** START Material provided **
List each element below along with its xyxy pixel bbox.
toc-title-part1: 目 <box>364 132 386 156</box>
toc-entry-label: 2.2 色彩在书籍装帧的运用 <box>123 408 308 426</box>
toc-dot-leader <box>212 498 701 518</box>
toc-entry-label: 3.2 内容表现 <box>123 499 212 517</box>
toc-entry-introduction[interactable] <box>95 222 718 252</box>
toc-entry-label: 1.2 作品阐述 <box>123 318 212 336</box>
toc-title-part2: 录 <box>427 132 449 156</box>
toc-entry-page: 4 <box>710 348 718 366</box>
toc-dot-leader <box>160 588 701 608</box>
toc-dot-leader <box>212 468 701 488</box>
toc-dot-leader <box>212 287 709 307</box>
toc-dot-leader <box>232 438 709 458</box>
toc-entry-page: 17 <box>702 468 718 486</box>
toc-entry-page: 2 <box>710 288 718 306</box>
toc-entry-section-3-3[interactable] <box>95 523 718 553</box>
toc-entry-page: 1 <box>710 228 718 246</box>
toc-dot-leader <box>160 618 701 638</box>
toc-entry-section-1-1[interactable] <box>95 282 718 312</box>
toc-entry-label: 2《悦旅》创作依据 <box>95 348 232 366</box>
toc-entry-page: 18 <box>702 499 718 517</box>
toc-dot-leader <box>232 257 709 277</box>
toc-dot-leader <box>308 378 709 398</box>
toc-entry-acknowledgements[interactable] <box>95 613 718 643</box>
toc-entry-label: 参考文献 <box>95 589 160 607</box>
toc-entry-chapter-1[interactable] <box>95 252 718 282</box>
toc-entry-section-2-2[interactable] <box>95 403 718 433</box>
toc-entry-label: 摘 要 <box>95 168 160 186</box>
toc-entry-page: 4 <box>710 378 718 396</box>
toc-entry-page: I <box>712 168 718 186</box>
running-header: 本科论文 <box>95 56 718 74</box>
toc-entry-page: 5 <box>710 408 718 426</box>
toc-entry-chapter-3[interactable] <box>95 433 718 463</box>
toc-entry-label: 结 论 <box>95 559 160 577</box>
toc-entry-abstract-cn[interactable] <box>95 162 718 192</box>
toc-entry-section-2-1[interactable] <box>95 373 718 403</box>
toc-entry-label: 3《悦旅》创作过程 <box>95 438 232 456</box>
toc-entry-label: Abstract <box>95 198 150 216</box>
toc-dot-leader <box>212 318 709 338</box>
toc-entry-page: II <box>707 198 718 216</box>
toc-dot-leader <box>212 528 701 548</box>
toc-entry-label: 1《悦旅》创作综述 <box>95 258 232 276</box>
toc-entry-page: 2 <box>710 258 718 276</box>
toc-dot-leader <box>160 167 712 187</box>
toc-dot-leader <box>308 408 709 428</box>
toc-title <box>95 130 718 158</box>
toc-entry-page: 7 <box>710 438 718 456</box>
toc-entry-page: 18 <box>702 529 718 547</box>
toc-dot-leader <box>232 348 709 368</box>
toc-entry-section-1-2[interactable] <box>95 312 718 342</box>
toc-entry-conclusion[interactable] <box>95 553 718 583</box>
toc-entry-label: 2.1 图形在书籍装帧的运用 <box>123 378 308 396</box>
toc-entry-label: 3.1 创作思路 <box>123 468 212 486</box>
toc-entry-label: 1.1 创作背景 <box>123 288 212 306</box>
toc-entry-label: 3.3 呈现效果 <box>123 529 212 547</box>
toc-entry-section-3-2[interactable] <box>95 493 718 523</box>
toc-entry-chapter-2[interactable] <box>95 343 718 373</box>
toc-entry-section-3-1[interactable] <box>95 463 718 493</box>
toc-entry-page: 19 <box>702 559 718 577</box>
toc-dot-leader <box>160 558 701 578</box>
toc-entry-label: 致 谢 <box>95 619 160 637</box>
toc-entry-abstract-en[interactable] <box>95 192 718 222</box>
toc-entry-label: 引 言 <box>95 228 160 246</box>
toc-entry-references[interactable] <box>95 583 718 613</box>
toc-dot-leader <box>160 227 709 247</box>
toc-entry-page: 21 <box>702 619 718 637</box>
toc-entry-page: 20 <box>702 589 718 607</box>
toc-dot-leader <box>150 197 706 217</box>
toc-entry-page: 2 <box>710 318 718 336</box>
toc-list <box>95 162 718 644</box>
** END Material provided **
# Job
Copy every row above character for character, with nothing changed, left out or added.

# The response
List each element below along with its xyxy pixel bbox.
toc-title-part1: 目 <box>364 132 386 156</box>
toc-entry-label: 2.2 色彩在书籍装帧的运用 <box>123 408 308 426</box>
toc-dot-leader <box>212 498 701 518</box>
toc-entry-label: 3.2 内容表现 <box>123 499 212 517</box>
toc-entry-introduction[interactable] <box>95 222 718 252</box>
toc-entry-label: 1.2 作品阐述 <box>123 318 212 336</box>
toc-title-part2: 录 <box>427 132 449 156</box>
toc-entry-page: 4 <box>710 348 718 366</box>
toc-dot-leader <box>160 588 701 608</box>
toc-dot-leader <box>212 468 701 488</box>
toc-dot-leader <box>212 287 709 307</box>
toc-dot-leader <box>232 438 709 458</box>
toc-entry-page: 17 <box>702 468 718 486</box>
toc-entry-page: 2 <box>710 288 718 306</box>
toc-entry-section-3-3[interactable] <box>95 523 718 553</box>
toc-entry-page: 1 <box>710 228 718 246</box>
toc-dot-leader <box>160 618 701 638</box>
toc-entry-section-1-1[interactable] <box>95 282 718 312</box>
toc-entry-label: 2《悦旅》创作依据 <box>95 348 232 366</box>
toc-entry-page: 18 <box>702 499 718 517</box>
toc-dot-leader <box>232 257 709 277</box>
toc-dot-leader <box>308 378 709 398</box>
toc-entry-acknowledgements[interactable] <box>95 613 718 643</box>
toc-entry-label: 参考文献 <box>95 589 160 607</box>
toc-entry-chapter-1[interactable] <box>95 252 718 282</box>
toc-entry-section-2-2[interactable] <box>95 403 718 433</box>
toc-entry-label: 摘 要 <box>95 168 160 186</box>
toc-entry-page: 4 <box>710 378 718 396</box>
toc-entry-page: I <box>712 168 718 186</box>
running-header: 本科论文 <box>95 56 718 74</box>
toc-entry-page: 5 <box>710 408 718 426</box>
toc-entry-chapter-3[interactable] <box>95 433 718 463</box>
toc-entry-label: 结 论 <box>95 559 160 577</box>
toc-entry-abstract-cn[interactable] <box>95 162 718 192</box>
toc-entry-section-2-1[interactable] <box>95 373 718 403</box>
toc-entry-label: 3《悦旅》创作过程 <box>95 438 232 456</box>
toc-entry-label: Abstract <box>95 198 150 216</box>
toc-dot-leader <box>212 318 709 338</box>
toc-entry-page: II <box>707 198 718 216</box>
toc-dot-leader <box>212 528 701 548</box>
toc-entry-label: 1《悦旅》创作综述 <box>95 258 232 276</box>
toc-entry-page: 2 <box>710 258 718 276</box>
toc-dot-leader <box>160 167 712 187</box>
toc-dot-leader <box>308 408 709 428</box>
toc-title <box>95 130 718 158</box>
toc-entry-page: 7 <box>710 438 718 456</box>
toc-entry-page: 18 <box>702 529 718 547</box>
toc-dot-leader <box>232 348 709 368</box>
toc-entry-section-1-2[interactable] <box>95 312 718 342</box>
toc-entry-conclusion[interactable] <box>95 553 718 583</box>
toc-entry-label: 2.1 图形在书籍装帧的运用 <box>123 378 308 396</box>
toc-entry-label: 3.1 创作思路 <box>123 468 212 486</box>
toc-entry-label: 1.1 创作背景 <box>123 288 212 306</box>
toc-entry-label: 3.3 呈现效果 <box>123 529 212 547</box>
toc-entry-section-3-2[interactable] <box>95 493 718 523</box>
toc-entry-chapter-2[interactable] <box>95 343 718 373</box>
toc-entry-section-3-1[interactable] <box>95 463 718 493</box>
toc-entry-page: 19 <box>702 559 718 577</box>
toc-dot-leader <box>160 558 701 578</box>
toc-entry-label: 致 谢 <box>95 619 160 637</box>
toc-entry-abstract-en[interactable] <box>95 192 718 222</box>
toc-entry-label: 引 言 <box>95 228 160 246</box>
toc-entry-references[interactable] <box>95 583 718 613</box>
toc-dot-leader <box>160 227 709 247</box>
toc-entry-page: 21 <box>702 619 718 637</box>
toc-entry-page: 20 <box>702 589 718 607</box>
toc-dot-leader <box>150 197 706 217</box>
toc-entry-page: 2 <box>710 318 718 336</box>
toc-list <box>95 162 718 644</box>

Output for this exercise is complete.